> [Task statement] Gather each line of the entries below that includes "внесення".
====================
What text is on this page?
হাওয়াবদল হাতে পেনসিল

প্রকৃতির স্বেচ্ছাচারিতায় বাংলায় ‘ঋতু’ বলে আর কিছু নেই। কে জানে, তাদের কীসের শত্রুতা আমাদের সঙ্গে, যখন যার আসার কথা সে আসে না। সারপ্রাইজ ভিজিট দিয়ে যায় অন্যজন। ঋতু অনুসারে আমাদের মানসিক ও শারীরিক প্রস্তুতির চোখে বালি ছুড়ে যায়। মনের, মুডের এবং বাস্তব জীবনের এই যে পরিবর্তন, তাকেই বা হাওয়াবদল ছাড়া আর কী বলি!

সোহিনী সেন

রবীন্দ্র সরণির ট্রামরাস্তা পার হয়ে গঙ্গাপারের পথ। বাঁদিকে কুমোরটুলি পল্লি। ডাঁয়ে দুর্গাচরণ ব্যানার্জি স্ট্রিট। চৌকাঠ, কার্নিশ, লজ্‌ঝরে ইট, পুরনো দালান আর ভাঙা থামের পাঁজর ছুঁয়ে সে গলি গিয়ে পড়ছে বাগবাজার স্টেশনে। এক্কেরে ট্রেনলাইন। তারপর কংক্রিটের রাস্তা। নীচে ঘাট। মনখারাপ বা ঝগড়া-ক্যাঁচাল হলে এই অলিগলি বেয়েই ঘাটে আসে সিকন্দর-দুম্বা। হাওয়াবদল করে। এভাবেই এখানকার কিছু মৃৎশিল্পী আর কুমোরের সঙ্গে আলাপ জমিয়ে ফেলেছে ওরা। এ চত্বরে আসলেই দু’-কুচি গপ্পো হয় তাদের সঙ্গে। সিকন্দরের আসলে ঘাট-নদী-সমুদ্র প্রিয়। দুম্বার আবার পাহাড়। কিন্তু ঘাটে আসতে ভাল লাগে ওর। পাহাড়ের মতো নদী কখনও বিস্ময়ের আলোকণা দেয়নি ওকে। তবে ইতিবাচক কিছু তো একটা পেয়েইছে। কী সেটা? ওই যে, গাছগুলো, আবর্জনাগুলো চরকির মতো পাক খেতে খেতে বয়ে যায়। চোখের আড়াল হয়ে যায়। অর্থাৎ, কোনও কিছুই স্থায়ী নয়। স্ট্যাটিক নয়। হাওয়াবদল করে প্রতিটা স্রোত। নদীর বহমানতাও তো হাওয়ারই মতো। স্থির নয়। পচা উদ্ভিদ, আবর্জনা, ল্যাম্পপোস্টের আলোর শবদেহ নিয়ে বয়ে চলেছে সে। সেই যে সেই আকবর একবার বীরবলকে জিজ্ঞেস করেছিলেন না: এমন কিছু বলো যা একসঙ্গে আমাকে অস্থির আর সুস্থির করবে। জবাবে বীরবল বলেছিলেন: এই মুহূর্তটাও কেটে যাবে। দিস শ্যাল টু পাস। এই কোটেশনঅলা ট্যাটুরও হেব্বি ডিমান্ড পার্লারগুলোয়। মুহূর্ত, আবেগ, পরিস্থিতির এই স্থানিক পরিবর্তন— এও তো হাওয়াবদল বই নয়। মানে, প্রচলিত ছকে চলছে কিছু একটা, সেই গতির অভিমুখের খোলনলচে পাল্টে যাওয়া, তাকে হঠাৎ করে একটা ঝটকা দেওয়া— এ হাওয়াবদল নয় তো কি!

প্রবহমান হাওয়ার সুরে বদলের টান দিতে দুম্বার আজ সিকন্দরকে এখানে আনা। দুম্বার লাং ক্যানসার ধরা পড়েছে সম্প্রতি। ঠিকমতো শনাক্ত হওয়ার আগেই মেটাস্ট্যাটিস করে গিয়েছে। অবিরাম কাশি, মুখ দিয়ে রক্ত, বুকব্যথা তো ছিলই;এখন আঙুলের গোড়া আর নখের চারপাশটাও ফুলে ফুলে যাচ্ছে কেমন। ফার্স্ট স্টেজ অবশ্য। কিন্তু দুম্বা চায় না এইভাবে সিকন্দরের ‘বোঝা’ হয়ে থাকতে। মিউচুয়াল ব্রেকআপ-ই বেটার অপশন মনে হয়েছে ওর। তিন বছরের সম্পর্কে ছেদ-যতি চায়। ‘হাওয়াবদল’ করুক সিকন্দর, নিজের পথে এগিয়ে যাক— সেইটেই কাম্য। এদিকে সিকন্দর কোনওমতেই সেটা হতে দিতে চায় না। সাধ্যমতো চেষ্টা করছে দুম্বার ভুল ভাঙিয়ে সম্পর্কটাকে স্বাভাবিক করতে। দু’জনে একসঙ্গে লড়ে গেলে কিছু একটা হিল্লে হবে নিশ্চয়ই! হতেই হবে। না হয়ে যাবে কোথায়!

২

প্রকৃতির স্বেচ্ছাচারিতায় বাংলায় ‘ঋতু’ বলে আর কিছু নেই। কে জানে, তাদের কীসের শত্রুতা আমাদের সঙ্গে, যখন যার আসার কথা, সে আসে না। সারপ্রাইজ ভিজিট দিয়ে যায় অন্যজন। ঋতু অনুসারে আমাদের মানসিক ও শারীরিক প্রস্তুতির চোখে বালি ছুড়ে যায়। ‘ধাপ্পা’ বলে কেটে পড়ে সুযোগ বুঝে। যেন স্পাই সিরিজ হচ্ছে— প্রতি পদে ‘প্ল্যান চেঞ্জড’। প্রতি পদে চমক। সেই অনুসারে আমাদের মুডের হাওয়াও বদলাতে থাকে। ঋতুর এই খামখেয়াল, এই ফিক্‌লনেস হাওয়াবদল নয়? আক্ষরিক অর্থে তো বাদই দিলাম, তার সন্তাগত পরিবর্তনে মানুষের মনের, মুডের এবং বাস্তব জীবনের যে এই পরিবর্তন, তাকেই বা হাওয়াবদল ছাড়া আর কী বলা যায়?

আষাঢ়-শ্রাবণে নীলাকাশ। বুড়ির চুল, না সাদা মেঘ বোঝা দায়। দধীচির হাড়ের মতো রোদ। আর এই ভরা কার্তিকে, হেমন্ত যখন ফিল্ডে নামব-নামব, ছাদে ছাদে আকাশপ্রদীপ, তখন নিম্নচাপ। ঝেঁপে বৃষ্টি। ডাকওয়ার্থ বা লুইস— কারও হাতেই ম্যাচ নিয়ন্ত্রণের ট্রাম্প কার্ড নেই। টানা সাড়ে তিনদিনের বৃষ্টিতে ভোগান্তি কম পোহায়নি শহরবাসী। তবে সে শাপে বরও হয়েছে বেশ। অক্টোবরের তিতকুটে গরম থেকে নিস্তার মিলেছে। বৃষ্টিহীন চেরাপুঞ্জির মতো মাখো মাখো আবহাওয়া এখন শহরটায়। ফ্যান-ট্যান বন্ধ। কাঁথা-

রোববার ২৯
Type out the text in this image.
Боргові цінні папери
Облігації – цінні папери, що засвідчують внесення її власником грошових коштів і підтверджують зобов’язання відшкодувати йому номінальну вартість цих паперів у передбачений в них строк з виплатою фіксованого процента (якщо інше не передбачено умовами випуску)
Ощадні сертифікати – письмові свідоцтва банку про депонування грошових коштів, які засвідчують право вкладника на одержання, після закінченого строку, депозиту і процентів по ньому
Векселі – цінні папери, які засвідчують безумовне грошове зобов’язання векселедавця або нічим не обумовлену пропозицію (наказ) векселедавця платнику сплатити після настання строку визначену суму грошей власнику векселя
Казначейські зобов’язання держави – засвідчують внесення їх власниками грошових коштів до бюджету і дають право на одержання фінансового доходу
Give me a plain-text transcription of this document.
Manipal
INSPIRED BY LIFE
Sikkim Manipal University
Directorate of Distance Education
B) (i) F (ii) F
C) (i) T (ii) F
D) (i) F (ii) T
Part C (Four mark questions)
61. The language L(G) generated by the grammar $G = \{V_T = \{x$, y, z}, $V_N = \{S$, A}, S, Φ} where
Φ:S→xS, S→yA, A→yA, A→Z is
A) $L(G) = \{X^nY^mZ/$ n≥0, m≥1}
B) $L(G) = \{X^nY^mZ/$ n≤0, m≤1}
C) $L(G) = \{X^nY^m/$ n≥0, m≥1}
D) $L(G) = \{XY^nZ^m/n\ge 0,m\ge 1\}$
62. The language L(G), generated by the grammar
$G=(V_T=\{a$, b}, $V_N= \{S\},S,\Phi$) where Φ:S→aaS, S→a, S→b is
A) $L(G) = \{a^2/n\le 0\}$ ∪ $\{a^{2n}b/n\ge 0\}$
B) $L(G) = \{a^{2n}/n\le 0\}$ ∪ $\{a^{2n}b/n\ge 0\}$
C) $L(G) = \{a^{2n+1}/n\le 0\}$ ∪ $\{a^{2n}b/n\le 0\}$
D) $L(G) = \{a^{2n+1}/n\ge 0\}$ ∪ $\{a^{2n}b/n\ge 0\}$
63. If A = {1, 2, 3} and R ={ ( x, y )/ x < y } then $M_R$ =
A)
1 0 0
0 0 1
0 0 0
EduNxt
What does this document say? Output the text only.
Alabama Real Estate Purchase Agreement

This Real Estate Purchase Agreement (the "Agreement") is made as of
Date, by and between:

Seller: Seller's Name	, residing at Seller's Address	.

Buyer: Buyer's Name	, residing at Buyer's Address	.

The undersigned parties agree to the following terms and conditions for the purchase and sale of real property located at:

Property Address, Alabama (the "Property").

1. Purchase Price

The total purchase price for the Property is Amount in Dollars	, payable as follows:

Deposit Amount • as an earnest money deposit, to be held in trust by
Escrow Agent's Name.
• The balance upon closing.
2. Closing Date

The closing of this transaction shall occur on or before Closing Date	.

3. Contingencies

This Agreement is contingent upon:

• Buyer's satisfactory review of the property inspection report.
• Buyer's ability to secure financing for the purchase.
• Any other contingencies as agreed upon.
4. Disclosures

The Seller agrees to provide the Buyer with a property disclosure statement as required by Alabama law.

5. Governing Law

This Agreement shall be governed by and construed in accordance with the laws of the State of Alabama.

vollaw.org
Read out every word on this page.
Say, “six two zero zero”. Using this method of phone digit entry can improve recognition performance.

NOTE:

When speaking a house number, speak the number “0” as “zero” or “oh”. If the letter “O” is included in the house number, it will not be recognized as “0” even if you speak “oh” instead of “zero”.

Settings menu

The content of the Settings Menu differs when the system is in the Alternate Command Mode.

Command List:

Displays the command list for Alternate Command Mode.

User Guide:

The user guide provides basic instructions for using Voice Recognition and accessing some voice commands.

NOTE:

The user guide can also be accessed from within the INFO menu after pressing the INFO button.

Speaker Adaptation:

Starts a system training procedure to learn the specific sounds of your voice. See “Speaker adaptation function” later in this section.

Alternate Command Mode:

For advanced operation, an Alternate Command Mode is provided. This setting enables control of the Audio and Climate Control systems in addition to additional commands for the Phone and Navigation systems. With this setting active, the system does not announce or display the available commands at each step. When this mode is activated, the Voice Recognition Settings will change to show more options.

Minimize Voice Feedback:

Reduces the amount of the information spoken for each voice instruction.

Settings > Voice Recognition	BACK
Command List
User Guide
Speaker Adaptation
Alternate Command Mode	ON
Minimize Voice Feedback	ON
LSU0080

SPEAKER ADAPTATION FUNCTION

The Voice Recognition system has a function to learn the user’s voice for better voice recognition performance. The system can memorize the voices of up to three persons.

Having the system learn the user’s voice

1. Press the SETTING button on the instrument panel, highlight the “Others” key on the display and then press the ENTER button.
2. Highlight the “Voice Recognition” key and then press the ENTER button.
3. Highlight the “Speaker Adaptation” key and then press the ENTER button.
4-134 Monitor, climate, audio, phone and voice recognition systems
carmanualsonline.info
====================
> [Response to this exercise]
Облігації – цінні папери, що засвідчують внесення її власником грошових коштів і підтверджують зобов’язання відшкодувати йому номінальну вартість цих паперів у передбачений в них строк з виплатою фіксованого процента (якщо інше не передбачено умовами випуску)
Казначейські зобов’язання держави – засвідчують внесення їх власниками грошових коштів до бюджету і дають право на одержання фінансового доходу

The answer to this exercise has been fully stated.